Element and region data
_ _ _ _
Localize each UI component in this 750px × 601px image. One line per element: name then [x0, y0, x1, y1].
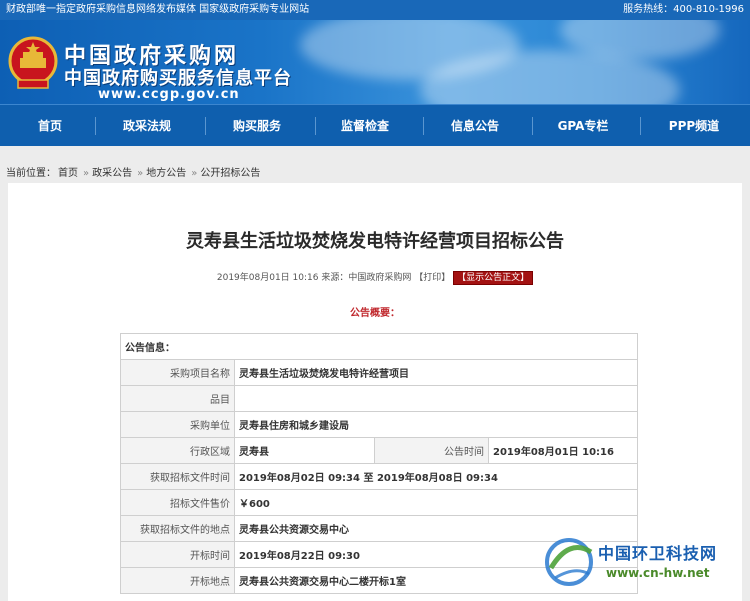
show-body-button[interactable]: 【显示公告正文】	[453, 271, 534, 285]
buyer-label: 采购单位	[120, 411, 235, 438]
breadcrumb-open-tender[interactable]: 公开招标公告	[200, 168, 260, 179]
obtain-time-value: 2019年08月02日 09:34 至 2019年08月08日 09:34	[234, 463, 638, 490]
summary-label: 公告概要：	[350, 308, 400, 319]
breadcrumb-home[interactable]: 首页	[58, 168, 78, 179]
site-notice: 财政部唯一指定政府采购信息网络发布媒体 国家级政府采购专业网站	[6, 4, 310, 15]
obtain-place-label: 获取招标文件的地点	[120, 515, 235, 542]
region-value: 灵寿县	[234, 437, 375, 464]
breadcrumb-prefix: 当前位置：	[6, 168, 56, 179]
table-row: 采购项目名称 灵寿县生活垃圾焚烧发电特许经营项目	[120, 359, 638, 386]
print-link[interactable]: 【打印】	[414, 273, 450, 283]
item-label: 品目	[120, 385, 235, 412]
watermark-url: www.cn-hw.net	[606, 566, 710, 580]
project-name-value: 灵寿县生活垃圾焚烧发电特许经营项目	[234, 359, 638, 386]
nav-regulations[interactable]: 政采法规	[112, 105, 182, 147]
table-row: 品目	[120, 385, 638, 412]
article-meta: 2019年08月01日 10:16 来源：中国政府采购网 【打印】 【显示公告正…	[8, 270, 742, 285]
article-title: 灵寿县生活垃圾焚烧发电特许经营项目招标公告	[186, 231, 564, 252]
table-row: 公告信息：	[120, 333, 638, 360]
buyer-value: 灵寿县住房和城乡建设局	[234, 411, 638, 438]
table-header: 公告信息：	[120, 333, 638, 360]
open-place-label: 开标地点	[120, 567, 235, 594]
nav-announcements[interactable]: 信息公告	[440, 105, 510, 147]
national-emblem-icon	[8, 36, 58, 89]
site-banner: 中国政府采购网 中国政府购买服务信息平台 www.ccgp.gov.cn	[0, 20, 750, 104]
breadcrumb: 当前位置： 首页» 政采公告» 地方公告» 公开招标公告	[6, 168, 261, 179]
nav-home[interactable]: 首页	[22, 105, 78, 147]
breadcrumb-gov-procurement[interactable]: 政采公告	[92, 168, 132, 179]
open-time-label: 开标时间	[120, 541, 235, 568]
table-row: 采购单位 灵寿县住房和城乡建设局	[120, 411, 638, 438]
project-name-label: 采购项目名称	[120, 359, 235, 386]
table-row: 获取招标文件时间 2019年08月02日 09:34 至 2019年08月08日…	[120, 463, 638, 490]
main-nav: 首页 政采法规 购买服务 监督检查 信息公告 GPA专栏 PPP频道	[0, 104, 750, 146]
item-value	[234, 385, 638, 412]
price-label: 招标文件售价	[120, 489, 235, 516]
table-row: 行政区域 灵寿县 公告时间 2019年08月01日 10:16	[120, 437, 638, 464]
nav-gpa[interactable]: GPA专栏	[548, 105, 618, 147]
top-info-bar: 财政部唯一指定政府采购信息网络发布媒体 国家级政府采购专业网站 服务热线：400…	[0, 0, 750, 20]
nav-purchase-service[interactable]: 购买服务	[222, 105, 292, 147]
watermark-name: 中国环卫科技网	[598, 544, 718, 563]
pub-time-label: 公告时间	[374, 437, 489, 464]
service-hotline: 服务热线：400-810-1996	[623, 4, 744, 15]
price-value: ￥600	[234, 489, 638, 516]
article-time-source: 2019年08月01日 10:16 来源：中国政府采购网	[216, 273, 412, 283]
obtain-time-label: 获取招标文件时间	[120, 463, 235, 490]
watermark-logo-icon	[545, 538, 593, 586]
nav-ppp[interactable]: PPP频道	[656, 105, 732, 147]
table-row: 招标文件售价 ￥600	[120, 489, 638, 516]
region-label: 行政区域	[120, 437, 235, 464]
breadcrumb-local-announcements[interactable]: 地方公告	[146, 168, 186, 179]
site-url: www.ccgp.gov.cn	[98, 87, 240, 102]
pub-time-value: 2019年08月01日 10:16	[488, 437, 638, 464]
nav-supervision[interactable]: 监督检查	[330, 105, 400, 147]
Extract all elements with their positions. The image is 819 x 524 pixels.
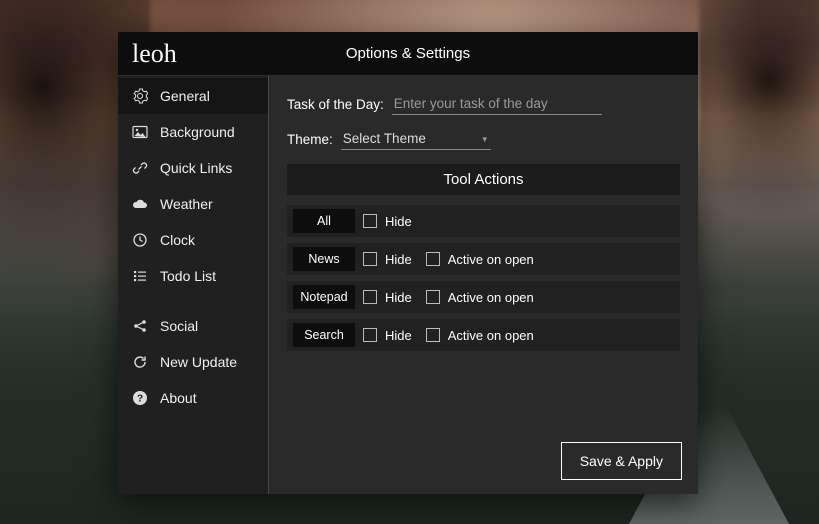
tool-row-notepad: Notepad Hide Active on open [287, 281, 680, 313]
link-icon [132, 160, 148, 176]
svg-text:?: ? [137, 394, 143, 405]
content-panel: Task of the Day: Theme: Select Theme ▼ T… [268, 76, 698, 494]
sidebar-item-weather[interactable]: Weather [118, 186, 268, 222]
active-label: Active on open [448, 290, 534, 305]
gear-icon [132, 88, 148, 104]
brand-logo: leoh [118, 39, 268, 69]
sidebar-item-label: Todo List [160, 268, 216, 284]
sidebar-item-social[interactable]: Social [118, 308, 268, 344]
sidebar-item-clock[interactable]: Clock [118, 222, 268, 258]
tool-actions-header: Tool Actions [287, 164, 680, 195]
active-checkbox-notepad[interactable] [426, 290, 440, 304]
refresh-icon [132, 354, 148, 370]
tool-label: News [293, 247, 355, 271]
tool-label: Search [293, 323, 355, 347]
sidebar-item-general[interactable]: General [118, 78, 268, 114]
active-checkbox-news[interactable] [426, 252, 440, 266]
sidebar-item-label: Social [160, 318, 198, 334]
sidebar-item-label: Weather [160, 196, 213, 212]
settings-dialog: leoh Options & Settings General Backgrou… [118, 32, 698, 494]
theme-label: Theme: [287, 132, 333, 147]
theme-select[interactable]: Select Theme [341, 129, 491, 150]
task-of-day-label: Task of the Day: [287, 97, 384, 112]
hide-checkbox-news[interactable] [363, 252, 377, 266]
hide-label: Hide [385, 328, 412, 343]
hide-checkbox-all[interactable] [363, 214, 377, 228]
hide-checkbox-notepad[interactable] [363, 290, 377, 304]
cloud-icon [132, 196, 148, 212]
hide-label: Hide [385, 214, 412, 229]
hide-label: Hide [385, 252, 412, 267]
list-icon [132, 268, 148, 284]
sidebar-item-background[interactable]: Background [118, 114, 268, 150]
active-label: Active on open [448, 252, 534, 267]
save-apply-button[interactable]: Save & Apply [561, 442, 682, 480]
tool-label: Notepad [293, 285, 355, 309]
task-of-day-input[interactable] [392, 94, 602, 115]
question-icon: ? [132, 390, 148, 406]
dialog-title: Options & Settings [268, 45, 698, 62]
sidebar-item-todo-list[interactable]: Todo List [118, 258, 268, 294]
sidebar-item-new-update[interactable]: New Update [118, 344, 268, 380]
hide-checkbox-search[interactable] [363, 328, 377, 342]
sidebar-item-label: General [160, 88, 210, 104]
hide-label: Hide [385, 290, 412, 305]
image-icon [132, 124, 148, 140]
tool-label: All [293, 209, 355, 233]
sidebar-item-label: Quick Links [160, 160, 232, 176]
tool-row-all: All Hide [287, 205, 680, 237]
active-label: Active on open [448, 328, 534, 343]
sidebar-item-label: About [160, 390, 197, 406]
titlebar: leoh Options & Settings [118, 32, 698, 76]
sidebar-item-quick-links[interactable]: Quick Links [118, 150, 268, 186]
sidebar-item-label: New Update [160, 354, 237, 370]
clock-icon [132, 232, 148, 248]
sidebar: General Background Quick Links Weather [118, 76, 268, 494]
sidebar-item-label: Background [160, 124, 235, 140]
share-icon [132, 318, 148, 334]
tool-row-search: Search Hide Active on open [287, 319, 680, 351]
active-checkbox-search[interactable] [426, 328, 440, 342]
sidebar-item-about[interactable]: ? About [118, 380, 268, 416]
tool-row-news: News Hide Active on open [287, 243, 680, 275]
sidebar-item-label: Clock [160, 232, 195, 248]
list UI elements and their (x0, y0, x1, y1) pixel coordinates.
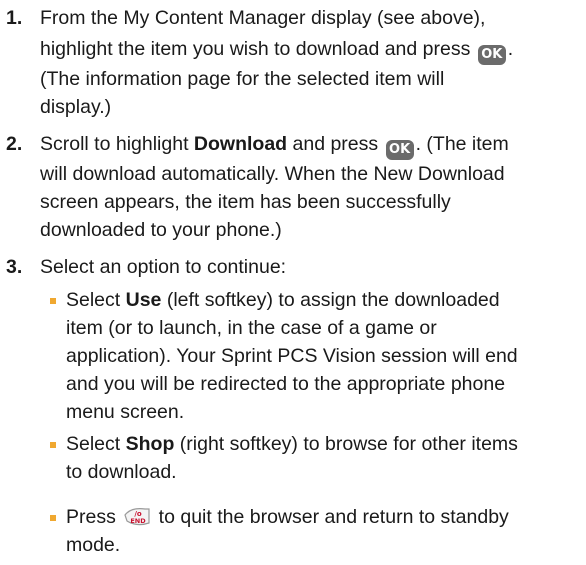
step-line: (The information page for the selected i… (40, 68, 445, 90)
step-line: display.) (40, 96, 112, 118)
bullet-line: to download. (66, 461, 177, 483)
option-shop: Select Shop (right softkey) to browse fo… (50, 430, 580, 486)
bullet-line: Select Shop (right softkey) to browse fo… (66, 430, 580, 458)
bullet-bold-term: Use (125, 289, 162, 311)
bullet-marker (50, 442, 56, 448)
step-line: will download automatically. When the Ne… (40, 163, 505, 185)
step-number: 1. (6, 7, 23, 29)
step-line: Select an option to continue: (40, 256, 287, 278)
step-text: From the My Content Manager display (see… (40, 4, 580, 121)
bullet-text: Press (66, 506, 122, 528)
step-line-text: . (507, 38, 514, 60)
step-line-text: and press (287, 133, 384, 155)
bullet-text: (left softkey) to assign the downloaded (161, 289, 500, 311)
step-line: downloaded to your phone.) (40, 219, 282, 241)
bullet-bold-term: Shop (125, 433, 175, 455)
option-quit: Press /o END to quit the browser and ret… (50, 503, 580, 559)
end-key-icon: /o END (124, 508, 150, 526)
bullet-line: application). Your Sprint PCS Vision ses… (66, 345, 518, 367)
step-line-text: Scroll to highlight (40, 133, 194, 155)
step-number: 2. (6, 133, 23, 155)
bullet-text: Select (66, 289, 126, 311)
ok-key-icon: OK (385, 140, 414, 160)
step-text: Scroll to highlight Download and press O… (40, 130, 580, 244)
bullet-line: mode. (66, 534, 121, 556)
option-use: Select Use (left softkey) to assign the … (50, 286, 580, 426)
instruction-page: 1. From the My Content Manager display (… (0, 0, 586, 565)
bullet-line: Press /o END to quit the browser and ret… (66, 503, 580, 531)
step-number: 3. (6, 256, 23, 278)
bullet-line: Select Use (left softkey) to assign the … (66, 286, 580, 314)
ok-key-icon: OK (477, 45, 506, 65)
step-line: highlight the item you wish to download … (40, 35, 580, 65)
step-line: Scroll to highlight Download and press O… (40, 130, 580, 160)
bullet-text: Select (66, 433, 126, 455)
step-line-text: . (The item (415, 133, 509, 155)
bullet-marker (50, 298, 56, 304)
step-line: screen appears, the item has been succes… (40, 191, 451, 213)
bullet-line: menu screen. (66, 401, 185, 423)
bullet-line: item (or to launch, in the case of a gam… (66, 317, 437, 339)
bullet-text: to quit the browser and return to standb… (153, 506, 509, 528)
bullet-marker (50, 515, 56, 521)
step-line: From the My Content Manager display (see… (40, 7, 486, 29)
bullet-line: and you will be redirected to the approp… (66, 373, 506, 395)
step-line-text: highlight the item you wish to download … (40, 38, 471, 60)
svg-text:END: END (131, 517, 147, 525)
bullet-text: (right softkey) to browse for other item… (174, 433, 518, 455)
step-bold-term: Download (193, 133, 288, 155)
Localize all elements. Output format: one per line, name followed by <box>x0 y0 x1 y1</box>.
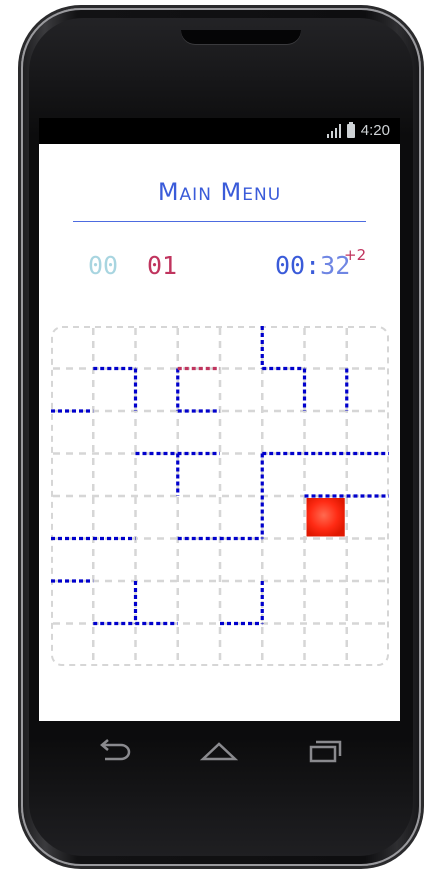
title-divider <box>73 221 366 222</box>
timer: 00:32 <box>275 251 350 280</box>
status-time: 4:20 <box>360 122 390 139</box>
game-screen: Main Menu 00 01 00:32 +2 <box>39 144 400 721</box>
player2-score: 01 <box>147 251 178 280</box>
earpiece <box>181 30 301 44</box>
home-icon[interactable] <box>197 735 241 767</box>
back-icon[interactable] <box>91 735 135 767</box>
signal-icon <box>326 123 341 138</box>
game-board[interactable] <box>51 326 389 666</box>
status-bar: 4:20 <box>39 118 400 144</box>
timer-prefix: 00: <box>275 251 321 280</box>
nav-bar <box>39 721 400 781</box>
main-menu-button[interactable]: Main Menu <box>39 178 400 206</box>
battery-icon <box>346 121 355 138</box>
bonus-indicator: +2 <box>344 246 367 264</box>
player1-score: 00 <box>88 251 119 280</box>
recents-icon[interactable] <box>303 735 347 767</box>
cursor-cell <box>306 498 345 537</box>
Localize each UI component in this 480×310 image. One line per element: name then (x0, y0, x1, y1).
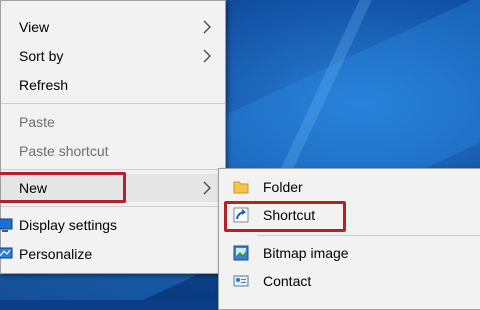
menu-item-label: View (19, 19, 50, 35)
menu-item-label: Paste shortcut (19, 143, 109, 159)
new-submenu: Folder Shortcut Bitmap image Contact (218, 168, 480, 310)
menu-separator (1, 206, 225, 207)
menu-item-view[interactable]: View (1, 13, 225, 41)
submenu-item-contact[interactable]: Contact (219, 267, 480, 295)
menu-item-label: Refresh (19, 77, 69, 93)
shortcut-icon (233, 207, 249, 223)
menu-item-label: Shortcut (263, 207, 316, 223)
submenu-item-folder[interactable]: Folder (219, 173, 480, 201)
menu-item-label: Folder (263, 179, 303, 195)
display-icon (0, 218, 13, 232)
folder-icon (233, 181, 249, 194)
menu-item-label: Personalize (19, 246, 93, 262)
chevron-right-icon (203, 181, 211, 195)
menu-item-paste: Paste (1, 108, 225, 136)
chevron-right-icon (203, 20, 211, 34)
_ _ _ _
* [EXERCISE GOAL] Please edit the lines starting with the line with "title-divider <box>73 221 366 222</box>" and going on through the line with "Localize each UI component in this 480×310", replacing "earpiece" with "speaker". Keep everything else in those lines the same.

* [FULL ANSWER]
title-divider <box>73 221 366 222</box>
timer: 00:32 <box>275 251 350 280</box>
status-time: 4:20 <box>360 122 390 139</box>
game-screen: Main Menu 00 01 00:32 +2 <box>39 144 400 721</box>
player2-score: 01 <box>147 251 178 280</box>
speaker <box>181 30 301 44</box>
home-icon[interactable] <box>197 735 241 767</box>
back-icon[interactable] <box>91 735 135 767</box>
signal-icon <box>326 123 341 138</box>
game-board[interactable] <box>51 326 389 666</box>
status-bar: 4:20 <box>39 118 400 144</box>
timer-prefix: 00: <box>275 251 321 280</box>
nav-bar <box>39 721 400 781</box>
main-menu-button[interactable]: Main Menu <box>39 178 400 206</box>
battery-icon <box>346 121 355 138</box>
bonus-indicator: +2 <box>344 246 367 264</box>
player1-score: 00 <box>88 251 119 280</box>
recents-icon[interactable] <box>303 735 347 767</box>
cursor-cell <box>306 498 345 537</box>
Localize each UI component in this 480×310 image. One line per element: name then (x0, y0, x1, y1).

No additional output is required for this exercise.